== Short task ==
Copy out the material below, starting from its first line and stopping after the line with "465, 1180, 545]", which should be included.

==== Material provided ====

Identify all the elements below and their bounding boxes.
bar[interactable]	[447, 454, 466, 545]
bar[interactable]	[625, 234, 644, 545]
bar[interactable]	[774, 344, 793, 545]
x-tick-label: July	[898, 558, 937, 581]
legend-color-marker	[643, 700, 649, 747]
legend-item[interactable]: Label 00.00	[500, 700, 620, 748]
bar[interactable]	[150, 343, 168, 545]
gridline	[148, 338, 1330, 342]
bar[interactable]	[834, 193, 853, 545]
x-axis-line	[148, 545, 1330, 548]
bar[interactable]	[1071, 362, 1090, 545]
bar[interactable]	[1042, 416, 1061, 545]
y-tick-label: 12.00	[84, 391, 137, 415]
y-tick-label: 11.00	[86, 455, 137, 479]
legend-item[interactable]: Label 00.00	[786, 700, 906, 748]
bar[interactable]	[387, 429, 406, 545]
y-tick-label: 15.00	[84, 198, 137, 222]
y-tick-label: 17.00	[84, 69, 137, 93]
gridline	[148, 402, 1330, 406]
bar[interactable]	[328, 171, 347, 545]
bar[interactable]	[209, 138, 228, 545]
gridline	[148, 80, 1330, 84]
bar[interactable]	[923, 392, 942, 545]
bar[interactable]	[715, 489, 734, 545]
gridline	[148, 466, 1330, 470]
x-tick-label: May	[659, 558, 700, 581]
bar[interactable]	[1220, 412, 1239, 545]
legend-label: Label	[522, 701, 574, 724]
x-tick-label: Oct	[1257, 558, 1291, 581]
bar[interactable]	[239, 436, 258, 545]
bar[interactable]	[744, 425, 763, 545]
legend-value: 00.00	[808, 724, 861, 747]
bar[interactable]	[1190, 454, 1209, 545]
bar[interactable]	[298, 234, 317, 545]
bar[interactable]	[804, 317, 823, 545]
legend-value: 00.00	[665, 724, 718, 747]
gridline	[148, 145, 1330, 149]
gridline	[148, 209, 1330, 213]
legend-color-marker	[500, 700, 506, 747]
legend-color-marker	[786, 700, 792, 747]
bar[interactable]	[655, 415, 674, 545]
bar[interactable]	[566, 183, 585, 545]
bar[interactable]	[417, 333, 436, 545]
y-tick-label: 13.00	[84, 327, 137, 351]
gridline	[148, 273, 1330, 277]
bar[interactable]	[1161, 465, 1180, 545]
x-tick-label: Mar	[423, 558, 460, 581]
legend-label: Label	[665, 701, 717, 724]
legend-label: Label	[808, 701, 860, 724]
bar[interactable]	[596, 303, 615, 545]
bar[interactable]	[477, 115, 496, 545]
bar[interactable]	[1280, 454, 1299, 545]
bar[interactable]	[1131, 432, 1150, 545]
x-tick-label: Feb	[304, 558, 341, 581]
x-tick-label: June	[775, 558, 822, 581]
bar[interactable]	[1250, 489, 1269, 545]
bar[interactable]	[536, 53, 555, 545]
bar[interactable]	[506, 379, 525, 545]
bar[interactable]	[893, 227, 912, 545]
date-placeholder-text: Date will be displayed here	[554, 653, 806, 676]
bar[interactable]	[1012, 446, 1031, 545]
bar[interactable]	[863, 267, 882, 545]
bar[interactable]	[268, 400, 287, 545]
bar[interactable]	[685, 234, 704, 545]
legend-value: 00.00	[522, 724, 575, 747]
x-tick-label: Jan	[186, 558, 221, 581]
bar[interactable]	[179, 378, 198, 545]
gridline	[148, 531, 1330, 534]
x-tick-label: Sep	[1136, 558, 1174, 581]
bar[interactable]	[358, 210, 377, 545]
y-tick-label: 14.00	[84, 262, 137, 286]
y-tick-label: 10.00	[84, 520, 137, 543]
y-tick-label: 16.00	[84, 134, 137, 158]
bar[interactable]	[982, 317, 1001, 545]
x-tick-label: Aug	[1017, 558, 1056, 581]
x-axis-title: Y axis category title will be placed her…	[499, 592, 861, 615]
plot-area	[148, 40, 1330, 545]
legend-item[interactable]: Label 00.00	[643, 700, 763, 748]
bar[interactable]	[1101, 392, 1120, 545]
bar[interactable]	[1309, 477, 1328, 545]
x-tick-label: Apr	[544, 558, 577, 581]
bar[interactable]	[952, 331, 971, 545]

====

== Written solution ==
Identify all the elements below and their bounding boxes.
bar[interactable]	[447, 454, 466, 545]
bar[interactable]	[625, 234, 644, 545]
bar[interactable]	[774, 344, 793, 545]
x-tick-label: July	[898, 558, 937, 581]
legend-color-marker	[643, 700, 649, 747]
legend-item[interactable]: Label 00.00	[500, 700, 620, 748]
bar[interactable]	[150, 343, 168, 545]
gridline	[148, 338, 1330, 342]
bar[interactable]	[834, 193, 853, 545]
x-axis-line	[148, 545, 1330, 548]
bar[interactable]	[1071, 362, 1090, 545]
bar[interactable]	[1042, 416, 1061, 545]
y-tick-label: 12.00	[84, 391, 137, 415]
y-tick-label: 11.00	[86, 455, 137, 479]
legend-item[interactable]: Label 00.00	[786, 700, 906, 748]
bar[interactable]	[387, 429, 406, 545]
y-tick-label: 15.00	[84, 198, 137, 222]
y-tick-label: 17.00	[84, 69, 137, 93]
gridline	[148, 402, 1330, 406]
bar[interactable]	[328, 171, 347, 545]
bar[interactable]	[209, 138, 228, 545]
gridline	[148, 80, 1330, 84]
bar[interactable]	[923, 392, 942, 545]
bar[interactable]	[715, 489, 734, 545]
gridline	[148, 466, 1330, 470]
x-tick-label: May	[659, 558, 700, 581]
bar[interactable]	[1220, 412, 1239, 545]
legend-label: Label	[522, 701, 574, 724]
x-tick-label: Oct	[1257, 558, 1291, 581]
bar[interactable]	[239, 436, 258, 545]
bar[interactable]	[744, 425, 763, 545]
legend-value: 00.00	[808, 724, 861, 747]
bar[interactable]	[1190, 454, 1209, 545]
bar[interactable]	[298, 234, 317, 545]
bar[interactable]	[804, 317, 823, 545]
legend-value: 00.00	[665, 724, 718, 747]
gridline	[148, 145, 1330, 149]
gridline	[148, 209, 1330, 213]
legend-color-marker	[500, 700, 506, 747]
legend-color-marker	[786, 700, 792, 747]
bar[interactable]	[655, 415, 674, 545]
bar[interactable]	[566, 183, 585, 545]
bar[interactable]	[417, 333, 436, 545]
y-tick-label: 13.00	[84, 327, 137, 351]
gridline	[148, 273, 1330, 277]
bar[interactable]	[1161, 465, 1180, 545]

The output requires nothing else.